■ **Short task**: Output each entry below as it stands, leaving out every picture.

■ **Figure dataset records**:
* * *

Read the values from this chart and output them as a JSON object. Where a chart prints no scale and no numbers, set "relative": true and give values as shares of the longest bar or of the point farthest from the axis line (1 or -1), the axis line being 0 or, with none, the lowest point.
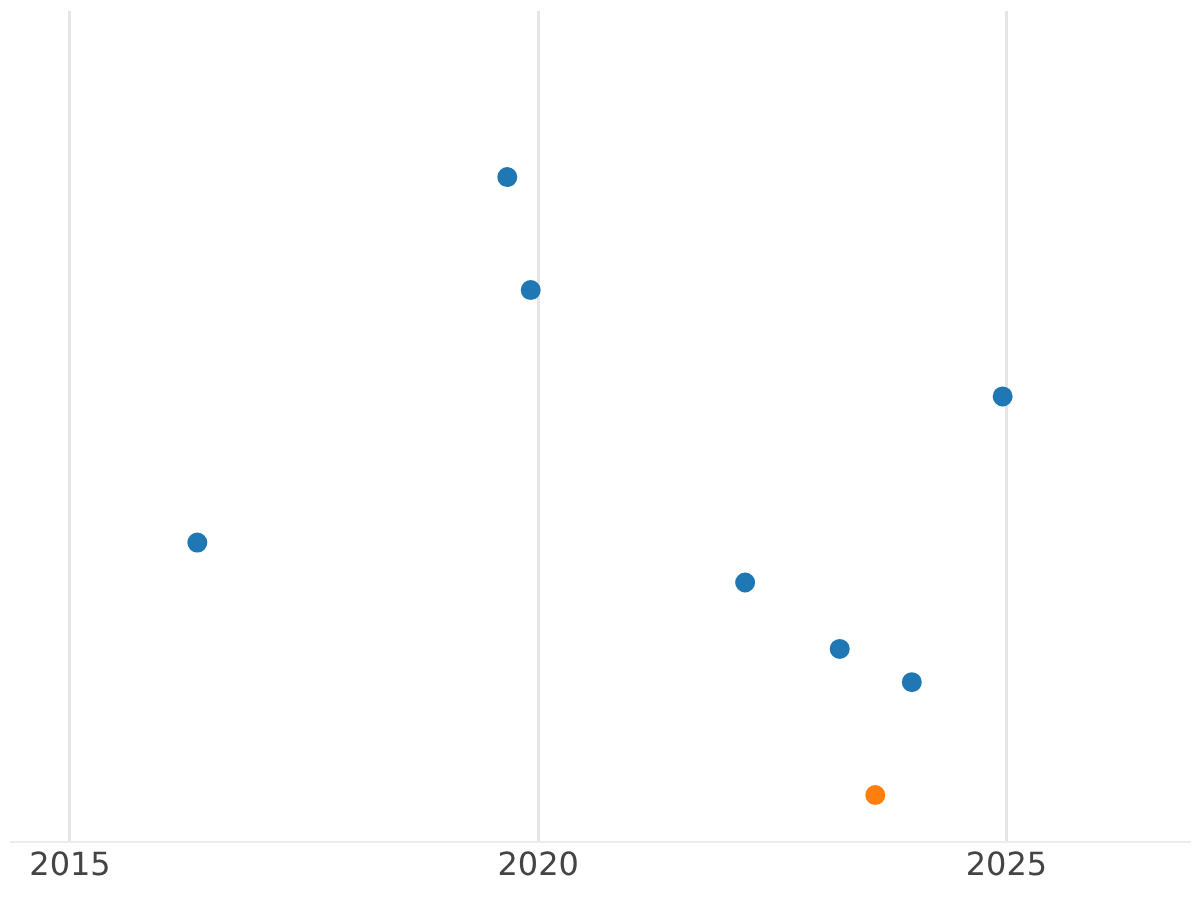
{
  "chart_data": {
    "type": "scatter",
    "relative": true,
    "series": [
      {
        "color": "#1f77b4",
        "x": [
          2016.36,
          2019.67,
          2019.92,
          2022.21,
          2023.22,
          2023.99,
          2024.96
        ],
        "values": [
          0.45,
          1,
          0.83,
          0.39,
          0.29,
          0.24,
          0.67
        ]
      },
      {
        "color": "#ff7f0e",
        "x": [
          2023.6
        ],
        "values": [
          0.07
        ]
      }
    ],
    "xlim": [
      2014.37,
      2026.95
    ],
    "xticks": [
      2015,
      2020,
      2025
    ],
    "grid": "x",
    "marker": "circle"
  }
}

* * *

■ **Exercise output**:
Read the values from this chart and output them as a JSON object. Where a chart prints no scale and no numbers, set "relative": true and give values as shares of the longest bar or of the point farthest from the axis line (1 or -1), the axis line being 0 or, with none, the lowest point.
{
  "chart_data": {
    "type": "scatter",
    "relative": true,
    "series": [
      {
        "color": "#1f77b4",
        "x": [
          2016.36,
          2019.67,
          2019.92,
          2022.21,
          2023.22,
          2023.99,
          2024.96
        ],
        "values": [
          0.45,
          1,
          0.83,
          0.39,
          0.29,
          0.24,
          0.67
        ]
      },
      {
        "color": "#ff7f0e",
        "x": [
          2023.6
        ],
        "values": [
          0.07
        ]
      }
    ],
    "xlim": [
      2014.37,
      2026.95
    ],
    "xticks": [
      2015,
      2020,
      2025
    ],
    "grid": "x",
    "marker": "circle"
  }
}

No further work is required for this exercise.